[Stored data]

============================================================

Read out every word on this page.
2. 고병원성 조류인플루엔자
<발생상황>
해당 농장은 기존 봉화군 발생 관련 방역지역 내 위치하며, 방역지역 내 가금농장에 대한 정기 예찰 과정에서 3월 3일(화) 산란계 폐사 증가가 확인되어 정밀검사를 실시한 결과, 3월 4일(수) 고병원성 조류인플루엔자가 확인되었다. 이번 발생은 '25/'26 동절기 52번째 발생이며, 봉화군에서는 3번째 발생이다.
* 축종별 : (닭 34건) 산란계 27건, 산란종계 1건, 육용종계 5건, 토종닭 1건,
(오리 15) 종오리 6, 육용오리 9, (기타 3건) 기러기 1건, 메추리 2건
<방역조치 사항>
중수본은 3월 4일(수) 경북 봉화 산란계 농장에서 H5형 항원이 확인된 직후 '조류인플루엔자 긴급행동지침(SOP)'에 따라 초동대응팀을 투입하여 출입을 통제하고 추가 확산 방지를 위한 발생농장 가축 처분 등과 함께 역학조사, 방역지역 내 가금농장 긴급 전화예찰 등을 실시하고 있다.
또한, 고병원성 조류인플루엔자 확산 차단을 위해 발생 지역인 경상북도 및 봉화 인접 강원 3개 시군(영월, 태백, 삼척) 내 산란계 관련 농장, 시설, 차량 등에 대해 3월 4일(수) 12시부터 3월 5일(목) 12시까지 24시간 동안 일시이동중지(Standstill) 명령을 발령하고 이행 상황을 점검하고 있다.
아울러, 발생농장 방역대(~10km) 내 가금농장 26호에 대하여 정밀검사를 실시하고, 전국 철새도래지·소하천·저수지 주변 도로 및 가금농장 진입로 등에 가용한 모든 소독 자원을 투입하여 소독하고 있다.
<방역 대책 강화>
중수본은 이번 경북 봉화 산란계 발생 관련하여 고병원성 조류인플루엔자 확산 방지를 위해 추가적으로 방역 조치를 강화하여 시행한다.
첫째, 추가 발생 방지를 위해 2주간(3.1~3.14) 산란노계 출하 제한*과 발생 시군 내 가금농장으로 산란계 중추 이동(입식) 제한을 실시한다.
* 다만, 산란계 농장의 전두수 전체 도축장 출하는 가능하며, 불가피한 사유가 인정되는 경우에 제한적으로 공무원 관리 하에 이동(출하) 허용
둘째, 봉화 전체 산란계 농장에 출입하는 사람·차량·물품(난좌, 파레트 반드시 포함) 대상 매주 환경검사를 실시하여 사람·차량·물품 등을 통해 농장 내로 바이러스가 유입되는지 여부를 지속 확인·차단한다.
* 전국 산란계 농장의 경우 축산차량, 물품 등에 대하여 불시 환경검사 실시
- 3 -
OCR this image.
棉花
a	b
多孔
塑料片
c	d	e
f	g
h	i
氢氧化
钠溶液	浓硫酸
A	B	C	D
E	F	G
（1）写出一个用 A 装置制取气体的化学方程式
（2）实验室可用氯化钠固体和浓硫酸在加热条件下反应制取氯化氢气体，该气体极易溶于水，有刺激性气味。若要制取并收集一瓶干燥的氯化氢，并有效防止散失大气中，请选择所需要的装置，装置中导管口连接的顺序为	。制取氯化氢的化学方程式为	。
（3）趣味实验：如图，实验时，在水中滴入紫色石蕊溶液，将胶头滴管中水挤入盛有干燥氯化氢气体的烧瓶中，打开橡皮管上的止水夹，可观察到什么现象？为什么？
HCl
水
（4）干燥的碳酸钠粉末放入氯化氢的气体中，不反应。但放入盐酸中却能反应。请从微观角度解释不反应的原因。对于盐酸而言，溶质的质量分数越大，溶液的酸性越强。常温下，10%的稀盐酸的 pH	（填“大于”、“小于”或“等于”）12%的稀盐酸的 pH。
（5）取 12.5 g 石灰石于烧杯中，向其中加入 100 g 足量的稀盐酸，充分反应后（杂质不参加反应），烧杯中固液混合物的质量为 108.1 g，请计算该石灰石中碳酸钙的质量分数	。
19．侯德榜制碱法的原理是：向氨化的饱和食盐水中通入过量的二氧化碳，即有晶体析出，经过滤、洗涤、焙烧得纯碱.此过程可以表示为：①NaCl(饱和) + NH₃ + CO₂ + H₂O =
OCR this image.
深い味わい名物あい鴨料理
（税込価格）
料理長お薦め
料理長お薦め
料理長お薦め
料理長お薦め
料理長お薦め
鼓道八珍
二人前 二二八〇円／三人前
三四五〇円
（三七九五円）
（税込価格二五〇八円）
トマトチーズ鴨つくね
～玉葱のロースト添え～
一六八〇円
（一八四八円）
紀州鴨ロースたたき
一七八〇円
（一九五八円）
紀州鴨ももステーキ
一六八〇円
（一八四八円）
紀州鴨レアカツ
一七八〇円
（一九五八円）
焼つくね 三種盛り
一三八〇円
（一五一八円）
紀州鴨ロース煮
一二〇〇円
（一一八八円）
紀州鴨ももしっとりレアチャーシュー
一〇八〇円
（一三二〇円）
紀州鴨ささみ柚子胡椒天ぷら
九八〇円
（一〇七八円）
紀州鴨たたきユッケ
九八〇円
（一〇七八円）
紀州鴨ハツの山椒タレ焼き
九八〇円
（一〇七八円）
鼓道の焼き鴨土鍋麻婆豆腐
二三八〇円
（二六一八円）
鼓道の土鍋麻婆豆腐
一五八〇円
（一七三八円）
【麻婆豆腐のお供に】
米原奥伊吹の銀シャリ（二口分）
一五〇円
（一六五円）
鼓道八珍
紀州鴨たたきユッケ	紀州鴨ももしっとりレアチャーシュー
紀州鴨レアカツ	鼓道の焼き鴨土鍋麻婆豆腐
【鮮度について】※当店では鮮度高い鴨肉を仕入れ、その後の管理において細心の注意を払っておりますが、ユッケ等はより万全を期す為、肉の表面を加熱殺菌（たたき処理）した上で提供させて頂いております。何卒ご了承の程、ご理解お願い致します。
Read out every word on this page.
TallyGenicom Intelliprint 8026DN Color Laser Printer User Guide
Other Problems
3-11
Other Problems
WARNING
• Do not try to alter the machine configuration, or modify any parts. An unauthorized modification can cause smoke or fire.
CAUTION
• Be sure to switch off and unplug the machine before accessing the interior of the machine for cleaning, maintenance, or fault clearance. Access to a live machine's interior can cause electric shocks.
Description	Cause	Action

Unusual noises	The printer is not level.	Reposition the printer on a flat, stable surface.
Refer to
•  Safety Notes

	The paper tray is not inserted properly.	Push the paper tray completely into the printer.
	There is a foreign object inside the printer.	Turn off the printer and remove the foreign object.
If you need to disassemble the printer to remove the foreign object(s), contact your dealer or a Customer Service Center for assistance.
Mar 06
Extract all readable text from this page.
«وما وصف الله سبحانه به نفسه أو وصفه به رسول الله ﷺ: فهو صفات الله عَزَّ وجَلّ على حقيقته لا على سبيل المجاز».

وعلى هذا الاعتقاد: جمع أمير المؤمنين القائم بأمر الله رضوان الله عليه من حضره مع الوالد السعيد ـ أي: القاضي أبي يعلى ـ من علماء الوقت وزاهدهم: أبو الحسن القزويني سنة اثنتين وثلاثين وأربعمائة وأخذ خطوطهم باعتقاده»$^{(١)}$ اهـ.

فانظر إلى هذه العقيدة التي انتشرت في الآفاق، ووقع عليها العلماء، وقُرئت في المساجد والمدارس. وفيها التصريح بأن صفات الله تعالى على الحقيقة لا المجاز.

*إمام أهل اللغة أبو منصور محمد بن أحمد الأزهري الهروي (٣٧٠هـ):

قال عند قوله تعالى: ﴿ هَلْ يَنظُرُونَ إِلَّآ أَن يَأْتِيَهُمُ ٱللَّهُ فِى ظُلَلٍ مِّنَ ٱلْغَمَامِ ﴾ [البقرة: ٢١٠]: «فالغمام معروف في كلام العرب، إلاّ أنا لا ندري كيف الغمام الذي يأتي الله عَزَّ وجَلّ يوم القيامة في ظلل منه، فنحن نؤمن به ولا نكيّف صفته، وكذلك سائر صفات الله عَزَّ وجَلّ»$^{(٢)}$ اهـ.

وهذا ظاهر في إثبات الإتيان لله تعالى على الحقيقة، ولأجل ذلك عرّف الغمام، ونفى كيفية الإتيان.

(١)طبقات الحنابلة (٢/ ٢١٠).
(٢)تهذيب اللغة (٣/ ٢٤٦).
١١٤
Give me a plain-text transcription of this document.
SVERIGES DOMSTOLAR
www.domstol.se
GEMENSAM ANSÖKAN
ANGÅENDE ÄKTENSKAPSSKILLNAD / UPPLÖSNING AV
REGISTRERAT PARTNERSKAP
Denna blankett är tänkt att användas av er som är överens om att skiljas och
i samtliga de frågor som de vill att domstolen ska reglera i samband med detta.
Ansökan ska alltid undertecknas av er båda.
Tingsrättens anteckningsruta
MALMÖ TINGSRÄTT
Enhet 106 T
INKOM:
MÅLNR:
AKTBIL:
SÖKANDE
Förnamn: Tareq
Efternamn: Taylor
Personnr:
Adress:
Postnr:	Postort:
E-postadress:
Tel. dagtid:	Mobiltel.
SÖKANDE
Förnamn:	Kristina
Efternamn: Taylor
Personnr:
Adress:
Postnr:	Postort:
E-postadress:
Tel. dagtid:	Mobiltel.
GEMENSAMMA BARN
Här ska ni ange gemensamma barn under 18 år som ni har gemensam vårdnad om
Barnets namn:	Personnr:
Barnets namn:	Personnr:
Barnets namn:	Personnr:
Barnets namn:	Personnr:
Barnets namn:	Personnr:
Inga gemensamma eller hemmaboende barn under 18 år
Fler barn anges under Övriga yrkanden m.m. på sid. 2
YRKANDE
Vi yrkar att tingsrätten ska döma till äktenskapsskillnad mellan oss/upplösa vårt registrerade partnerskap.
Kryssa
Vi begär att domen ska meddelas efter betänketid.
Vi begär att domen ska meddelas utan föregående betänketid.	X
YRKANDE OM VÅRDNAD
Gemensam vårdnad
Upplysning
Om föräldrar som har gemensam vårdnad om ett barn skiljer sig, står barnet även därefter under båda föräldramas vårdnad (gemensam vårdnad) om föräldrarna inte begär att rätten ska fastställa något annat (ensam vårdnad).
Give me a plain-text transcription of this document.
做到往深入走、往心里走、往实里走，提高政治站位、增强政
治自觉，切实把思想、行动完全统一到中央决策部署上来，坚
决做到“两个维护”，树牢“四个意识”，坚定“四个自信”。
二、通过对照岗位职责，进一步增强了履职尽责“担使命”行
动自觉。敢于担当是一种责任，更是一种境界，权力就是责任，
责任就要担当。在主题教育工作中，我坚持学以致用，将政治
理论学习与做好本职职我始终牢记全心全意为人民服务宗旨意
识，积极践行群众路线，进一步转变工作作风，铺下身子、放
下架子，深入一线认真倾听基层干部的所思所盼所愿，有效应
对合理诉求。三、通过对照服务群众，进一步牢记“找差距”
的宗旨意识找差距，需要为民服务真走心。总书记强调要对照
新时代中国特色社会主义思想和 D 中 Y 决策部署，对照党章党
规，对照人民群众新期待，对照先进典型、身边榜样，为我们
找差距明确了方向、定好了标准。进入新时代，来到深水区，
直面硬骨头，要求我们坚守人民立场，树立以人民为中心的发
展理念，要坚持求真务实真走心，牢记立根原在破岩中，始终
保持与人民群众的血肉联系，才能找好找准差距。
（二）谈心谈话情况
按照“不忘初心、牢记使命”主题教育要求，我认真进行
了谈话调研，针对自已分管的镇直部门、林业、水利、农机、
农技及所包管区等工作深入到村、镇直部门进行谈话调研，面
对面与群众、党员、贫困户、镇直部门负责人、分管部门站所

============================================================

• What is required:
Gather each line of the listing containing the word "begär" and show it.

• Problem solution:
Vi begär att domen ska meddelas efter betänketid.
Vi begär att domen ska meddelas utan föregående betänketid.	X
Om föräldrar som har gemensam vårdnad om ett barn skiljer sig, står barnet även därefter under båda föräldramas vårdnad (gemensam vårdnad) om föräldrarna inte begär att rätten ska fastställa något annat (ensam vårdnad).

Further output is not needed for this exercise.